* **Exercise instructions**
Identify the lines that contain the string "value" and report only how many there are.

## BEGIN Provided information

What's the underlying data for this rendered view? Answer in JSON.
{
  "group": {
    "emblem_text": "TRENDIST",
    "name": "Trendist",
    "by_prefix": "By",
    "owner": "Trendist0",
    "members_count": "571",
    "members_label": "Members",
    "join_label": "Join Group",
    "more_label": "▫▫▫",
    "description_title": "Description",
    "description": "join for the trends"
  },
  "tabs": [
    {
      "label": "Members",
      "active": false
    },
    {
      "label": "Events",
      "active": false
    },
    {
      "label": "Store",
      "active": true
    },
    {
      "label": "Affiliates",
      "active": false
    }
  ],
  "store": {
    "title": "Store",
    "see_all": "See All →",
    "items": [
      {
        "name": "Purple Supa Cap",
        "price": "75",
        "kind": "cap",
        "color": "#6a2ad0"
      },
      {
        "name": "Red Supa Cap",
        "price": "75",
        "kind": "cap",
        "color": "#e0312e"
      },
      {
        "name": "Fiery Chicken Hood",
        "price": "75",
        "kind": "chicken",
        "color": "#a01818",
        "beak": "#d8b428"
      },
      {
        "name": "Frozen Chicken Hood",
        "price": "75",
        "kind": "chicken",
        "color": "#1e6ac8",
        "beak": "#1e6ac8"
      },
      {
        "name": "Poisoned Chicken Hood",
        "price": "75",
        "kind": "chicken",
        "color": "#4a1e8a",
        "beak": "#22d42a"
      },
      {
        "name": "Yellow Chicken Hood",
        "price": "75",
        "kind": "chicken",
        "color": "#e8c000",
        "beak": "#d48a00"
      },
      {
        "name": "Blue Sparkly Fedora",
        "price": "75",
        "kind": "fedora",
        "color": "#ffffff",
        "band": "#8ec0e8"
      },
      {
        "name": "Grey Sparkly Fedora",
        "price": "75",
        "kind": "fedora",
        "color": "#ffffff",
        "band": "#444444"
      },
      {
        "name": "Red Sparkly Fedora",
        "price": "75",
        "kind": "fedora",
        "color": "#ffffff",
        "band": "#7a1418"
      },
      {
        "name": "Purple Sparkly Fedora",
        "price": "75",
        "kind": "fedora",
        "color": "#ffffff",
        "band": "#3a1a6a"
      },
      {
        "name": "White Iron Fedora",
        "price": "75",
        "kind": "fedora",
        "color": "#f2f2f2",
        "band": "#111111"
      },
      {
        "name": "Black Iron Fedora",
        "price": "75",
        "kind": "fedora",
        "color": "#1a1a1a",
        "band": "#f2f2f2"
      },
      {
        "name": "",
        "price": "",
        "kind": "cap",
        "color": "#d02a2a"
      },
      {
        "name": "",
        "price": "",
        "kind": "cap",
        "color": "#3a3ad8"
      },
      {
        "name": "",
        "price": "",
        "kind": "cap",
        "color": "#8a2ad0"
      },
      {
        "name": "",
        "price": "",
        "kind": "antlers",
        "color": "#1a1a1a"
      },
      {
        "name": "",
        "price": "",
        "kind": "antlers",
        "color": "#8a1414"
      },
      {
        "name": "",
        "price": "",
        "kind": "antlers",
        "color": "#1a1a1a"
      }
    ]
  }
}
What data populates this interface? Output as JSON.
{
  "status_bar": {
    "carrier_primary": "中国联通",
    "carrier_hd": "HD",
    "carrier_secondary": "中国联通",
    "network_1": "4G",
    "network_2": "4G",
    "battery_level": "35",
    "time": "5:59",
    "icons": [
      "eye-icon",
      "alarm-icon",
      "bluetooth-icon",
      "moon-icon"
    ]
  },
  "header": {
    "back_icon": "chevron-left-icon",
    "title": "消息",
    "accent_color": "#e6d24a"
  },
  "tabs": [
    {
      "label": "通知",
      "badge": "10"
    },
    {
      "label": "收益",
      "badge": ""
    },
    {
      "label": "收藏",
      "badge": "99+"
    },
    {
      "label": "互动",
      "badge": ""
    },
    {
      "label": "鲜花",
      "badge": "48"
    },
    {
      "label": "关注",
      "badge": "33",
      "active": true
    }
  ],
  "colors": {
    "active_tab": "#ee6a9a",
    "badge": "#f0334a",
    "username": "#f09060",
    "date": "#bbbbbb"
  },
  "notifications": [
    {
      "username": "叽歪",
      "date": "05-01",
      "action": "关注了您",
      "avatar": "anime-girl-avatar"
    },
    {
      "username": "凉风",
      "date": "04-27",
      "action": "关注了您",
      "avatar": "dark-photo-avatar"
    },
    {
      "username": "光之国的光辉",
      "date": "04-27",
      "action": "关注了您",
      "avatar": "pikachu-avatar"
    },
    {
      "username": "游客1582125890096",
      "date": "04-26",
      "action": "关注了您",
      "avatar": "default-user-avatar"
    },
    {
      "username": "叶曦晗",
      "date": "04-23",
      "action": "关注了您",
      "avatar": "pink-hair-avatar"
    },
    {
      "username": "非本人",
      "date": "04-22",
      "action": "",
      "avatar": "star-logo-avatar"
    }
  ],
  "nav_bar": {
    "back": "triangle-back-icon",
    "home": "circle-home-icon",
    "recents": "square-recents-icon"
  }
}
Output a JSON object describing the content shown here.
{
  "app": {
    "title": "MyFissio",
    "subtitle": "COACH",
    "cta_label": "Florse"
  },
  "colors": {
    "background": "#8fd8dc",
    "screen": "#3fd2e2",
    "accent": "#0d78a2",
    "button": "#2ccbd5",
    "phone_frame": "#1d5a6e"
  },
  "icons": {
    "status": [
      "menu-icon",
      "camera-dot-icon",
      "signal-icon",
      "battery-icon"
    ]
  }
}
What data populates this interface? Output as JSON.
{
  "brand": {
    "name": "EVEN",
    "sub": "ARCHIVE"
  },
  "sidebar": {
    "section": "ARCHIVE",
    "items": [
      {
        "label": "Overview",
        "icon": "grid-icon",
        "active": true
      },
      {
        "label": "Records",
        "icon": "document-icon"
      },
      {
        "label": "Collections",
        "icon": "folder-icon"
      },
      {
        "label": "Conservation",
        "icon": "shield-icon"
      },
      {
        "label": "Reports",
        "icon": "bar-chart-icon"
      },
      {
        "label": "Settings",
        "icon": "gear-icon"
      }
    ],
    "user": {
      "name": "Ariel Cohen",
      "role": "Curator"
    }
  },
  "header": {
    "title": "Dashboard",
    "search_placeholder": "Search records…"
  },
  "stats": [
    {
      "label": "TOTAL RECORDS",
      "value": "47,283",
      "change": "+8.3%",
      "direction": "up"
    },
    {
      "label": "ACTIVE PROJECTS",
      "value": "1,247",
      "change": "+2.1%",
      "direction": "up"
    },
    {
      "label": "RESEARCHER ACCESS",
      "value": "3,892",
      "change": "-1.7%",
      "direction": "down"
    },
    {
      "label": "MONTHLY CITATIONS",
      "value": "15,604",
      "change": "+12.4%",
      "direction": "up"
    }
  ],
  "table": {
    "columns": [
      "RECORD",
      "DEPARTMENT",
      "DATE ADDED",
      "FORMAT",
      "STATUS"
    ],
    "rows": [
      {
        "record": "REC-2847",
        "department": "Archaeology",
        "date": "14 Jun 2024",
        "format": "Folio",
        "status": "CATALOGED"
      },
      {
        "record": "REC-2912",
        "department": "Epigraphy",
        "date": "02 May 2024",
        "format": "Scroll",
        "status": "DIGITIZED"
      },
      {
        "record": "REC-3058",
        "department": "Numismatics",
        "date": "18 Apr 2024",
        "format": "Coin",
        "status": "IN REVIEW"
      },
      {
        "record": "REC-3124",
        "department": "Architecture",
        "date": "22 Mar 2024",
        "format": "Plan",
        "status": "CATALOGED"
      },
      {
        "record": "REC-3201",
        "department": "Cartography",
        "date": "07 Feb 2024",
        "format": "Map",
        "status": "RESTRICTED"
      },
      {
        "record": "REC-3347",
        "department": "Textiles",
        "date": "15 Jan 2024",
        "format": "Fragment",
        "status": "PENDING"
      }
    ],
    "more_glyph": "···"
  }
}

## END Provided information

* **Exercise output**
4